### Work to do
Identify every line containing the word "Newton" and reproduce each one.

[Begin]

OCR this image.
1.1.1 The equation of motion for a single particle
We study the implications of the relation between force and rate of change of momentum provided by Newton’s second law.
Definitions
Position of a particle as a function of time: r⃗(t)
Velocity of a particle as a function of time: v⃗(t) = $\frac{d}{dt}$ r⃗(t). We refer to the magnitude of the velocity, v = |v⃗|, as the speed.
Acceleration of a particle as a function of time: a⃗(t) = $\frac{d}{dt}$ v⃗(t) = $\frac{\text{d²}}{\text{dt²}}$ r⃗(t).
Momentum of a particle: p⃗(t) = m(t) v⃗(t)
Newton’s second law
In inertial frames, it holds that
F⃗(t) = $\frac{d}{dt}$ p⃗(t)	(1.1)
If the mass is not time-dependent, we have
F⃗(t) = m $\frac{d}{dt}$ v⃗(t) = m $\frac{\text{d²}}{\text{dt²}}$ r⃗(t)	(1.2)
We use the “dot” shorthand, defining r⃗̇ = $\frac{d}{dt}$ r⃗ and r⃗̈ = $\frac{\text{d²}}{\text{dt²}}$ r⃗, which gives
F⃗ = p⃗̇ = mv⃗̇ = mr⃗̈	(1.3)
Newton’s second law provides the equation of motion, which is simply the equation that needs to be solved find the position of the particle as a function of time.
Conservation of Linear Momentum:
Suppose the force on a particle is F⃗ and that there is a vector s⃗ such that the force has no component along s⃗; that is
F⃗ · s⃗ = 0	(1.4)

[End]
[Begin]

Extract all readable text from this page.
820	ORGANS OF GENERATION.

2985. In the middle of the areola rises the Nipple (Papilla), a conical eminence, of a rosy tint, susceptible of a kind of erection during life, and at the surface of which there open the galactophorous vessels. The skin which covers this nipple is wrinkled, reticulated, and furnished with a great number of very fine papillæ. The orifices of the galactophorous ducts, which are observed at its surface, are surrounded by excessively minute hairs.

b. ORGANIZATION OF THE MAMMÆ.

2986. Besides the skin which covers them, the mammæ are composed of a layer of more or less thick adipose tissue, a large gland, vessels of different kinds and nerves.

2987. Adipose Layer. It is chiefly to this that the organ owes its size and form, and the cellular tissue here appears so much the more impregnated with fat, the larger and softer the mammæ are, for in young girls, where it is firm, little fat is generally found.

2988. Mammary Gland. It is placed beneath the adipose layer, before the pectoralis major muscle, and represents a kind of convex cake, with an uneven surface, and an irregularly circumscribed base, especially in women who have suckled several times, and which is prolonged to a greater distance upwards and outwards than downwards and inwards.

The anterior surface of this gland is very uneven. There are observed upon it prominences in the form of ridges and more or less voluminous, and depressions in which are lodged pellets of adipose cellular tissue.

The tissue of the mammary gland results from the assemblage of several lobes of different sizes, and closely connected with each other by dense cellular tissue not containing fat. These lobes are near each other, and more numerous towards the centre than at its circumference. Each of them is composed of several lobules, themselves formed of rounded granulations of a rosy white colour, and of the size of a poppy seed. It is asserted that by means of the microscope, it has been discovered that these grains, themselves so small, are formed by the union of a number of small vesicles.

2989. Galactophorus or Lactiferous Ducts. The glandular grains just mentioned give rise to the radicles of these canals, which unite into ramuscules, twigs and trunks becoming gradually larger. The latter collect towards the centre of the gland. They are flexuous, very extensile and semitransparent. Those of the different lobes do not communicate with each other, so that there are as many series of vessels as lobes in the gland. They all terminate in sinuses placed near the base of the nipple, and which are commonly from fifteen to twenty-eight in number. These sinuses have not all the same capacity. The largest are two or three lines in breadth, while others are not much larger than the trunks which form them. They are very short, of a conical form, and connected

[End]

### Result of this task
We study the implications of the relation between force and rate of change of momentum provided by Newton’s second law.
Newton’s second law
Newton’s second law provides the equation of motion, which is simply the equation that needs to be solved find the position of the particle as a function of time.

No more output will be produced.